• _Problem requirements_: Output the lines below exactly as they appear, from the line containing "paragraph-item-8: 8. Основаниями" through the line containing "paragraph-continuation: в случае", including both of those lines.

• _Records in a dataset_:
+-------+

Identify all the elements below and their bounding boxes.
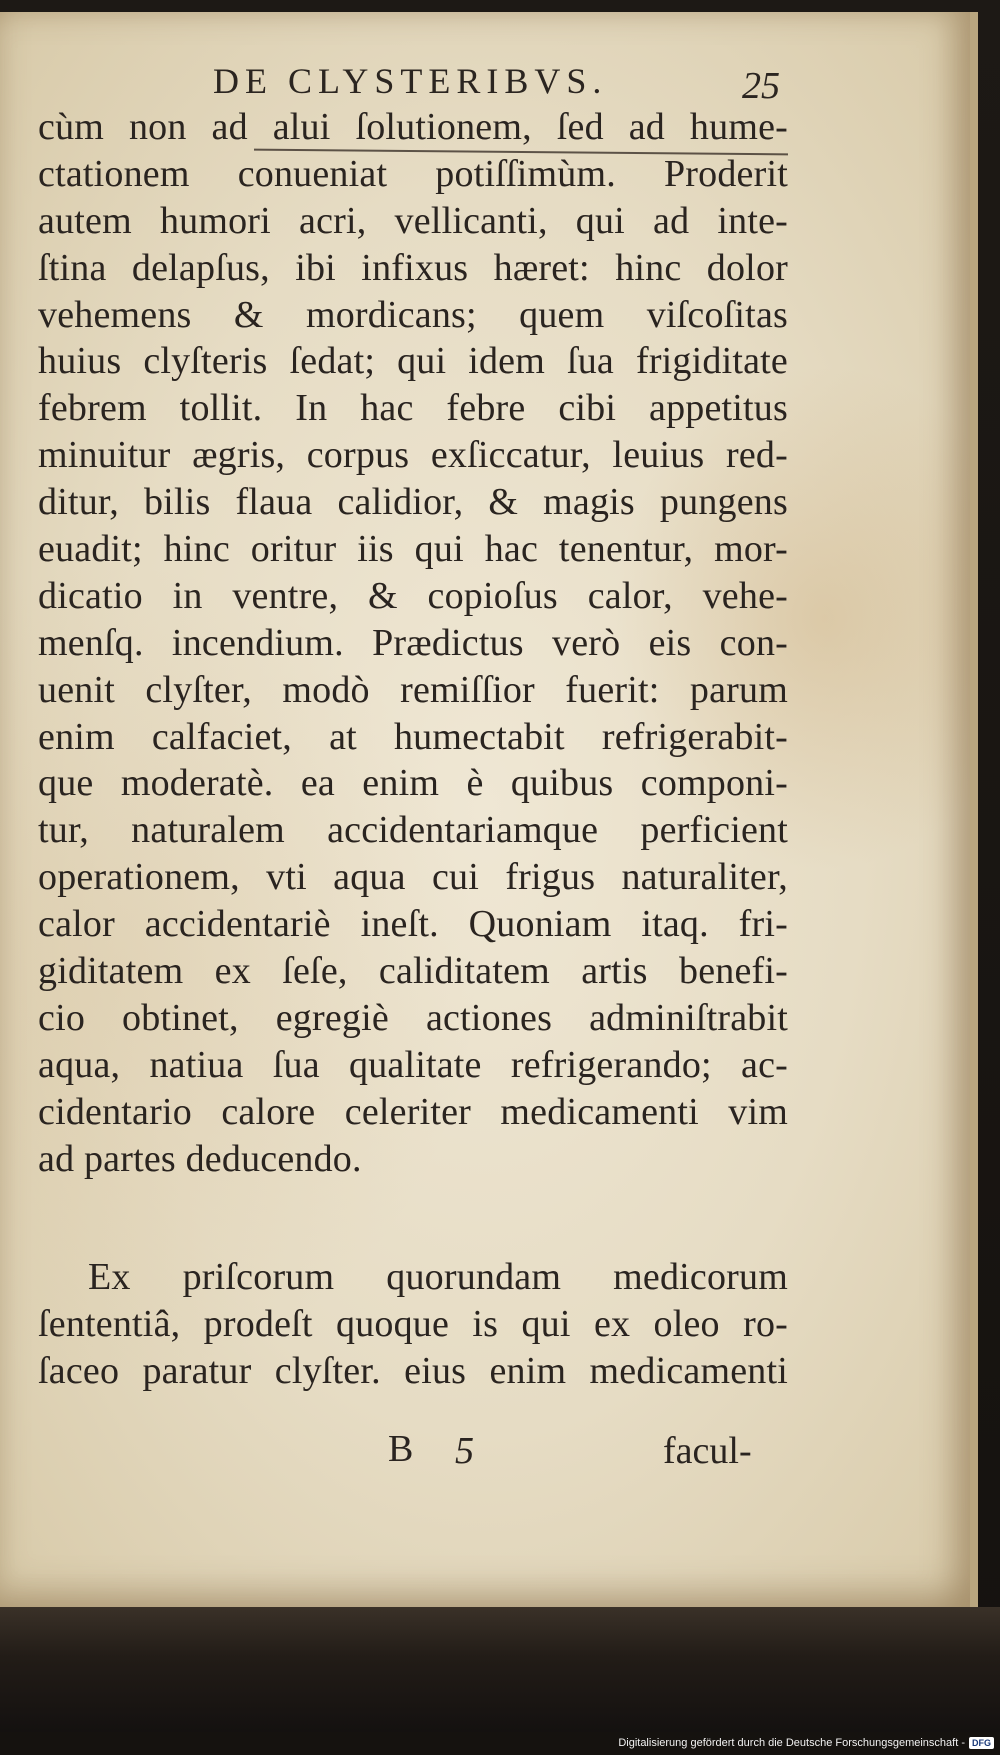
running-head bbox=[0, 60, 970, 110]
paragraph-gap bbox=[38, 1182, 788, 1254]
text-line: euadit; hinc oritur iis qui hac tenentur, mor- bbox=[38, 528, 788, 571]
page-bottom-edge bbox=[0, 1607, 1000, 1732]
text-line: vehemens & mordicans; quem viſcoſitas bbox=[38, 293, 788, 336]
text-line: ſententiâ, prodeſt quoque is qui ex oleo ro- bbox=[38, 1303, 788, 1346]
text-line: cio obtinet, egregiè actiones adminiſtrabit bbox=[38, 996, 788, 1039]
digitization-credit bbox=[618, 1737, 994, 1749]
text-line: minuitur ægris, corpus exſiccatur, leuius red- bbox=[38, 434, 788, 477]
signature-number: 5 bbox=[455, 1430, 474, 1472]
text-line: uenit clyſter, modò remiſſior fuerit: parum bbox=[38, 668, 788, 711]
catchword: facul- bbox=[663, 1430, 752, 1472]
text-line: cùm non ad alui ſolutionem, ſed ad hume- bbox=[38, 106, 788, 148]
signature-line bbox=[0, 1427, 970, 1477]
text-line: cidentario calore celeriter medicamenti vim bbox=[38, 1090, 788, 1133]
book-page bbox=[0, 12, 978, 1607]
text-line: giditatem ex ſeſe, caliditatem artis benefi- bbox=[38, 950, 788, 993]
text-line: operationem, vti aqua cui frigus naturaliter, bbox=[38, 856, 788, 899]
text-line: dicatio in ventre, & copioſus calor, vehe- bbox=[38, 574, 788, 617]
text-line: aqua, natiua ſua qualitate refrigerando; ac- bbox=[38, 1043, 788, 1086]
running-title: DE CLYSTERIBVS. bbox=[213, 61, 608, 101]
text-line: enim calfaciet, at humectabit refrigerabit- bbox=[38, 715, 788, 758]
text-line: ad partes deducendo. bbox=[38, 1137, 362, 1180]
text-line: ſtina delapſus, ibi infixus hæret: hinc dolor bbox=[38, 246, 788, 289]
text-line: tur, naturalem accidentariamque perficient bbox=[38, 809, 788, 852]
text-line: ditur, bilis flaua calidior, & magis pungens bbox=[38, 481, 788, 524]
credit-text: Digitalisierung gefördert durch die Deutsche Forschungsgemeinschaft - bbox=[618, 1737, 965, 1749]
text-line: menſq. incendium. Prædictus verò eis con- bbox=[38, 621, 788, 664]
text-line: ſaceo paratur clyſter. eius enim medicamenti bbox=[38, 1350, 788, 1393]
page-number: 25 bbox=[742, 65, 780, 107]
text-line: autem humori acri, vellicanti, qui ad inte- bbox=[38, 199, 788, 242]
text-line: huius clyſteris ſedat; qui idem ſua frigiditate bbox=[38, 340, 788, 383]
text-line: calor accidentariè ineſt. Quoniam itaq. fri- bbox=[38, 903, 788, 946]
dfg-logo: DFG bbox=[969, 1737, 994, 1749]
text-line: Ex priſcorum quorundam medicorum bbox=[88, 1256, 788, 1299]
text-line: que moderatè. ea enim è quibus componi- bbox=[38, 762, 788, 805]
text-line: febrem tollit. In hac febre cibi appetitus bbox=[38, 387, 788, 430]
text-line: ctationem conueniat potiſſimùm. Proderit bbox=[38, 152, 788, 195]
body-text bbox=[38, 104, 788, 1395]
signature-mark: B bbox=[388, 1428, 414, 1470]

+-------+

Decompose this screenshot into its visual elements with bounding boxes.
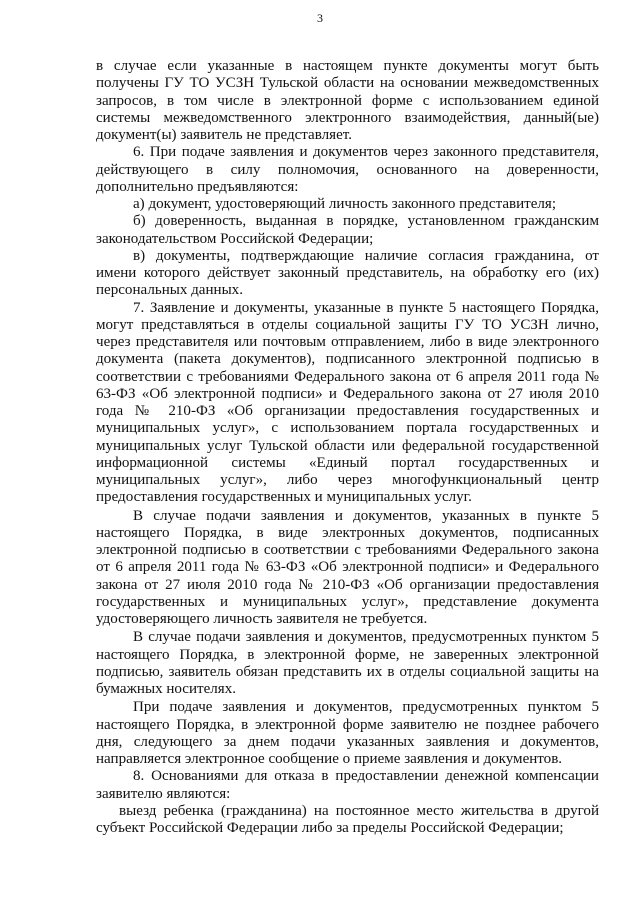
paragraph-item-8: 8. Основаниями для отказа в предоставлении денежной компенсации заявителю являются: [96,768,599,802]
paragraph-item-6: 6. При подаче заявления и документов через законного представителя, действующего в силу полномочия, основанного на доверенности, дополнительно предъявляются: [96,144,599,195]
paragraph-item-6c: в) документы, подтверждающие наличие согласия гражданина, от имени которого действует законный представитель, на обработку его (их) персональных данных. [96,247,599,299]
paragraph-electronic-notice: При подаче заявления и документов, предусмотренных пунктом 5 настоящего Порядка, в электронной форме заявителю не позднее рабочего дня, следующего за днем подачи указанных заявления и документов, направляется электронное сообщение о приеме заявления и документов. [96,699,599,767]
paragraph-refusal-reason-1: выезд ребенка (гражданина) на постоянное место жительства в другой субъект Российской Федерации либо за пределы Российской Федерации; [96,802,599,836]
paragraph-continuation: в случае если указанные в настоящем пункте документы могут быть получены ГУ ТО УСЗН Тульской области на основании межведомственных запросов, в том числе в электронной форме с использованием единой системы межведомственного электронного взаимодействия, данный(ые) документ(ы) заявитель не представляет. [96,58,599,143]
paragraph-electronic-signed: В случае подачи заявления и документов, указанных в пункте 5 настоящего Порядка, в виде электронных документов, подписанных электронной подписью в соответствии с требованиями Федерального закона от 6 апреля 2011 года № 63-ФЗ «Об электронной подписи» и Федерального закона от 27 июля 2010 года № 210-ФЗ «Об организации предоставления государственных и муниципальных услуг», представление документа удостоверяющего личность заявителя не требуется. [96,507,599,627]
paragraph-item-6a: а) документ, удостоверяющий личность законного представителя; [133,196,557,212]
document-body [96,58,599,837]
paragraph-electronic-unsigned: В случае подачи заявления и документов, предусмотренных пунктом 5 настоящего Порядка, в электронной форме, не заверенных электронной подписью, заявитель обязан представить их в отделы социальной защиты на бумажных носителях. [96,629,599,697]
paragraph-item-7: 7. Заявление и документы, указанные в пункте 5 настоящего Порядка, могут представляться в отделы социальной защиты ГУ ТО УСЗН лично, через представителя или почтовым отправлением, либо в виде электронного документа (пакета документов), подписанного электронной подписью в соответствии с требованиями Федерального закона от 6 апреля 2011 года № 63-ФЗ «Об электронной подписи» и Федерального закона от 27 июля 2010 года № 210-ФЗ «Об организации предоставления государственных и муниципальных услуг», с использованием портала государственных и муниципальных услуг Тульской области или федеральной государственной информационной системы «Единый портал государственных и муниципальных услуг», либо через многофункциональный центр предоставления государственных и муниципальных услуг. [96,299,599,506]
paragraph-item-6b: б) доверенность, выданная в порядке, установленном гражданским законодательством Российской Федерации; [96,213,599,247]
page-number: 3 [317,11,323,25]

+-------+

• _Answer to this task_:
paragraph-item-8: 8. Основаниями для отказа в предоставлении денежной компенсации заявителю являются: [96,768,599,802]
paragraph-item-6: 6. При подаче заявления и документов через законного представителя, действующего в силу полномочия, основанного на доверенности, дополнительно предъявляются: [96,144,599,195]
paragraph-item-6c: в) документы, подтверждающие наличие согласия гражданина, от имени которого действует законный представитель, на обработку его (их) персональных данных. [96,247,599,299]
paragraph-electronic-notice: При подаче заявления и документов, предусмотренных пунктом 5 настоящего Порядка, в электронной форме заявителю не позднее рабочего дня, следующего за днем подачи указанных заявления и документов, направляется электронное сообщение о приеме заявления и документов. [96,699,599,767]
paragraph-refusal-reason-1: выезд ребенка (гражданина) на постоянное место жительства в другой субъект Российской Федерации либо за пределы Российской Федерации; [96,802,599,836]
paragraph-continuation: в случае если указанные в настоящем пункте документы могут быть получены ГУ ТО УСЗН Тульской области на основании межведомственных запросов, в том числе в электронной форме с использованием единой системы межведомственного электронного взаимодействия, данный(ые) документ(ы) заявитель не представляет. [96,58,599,143]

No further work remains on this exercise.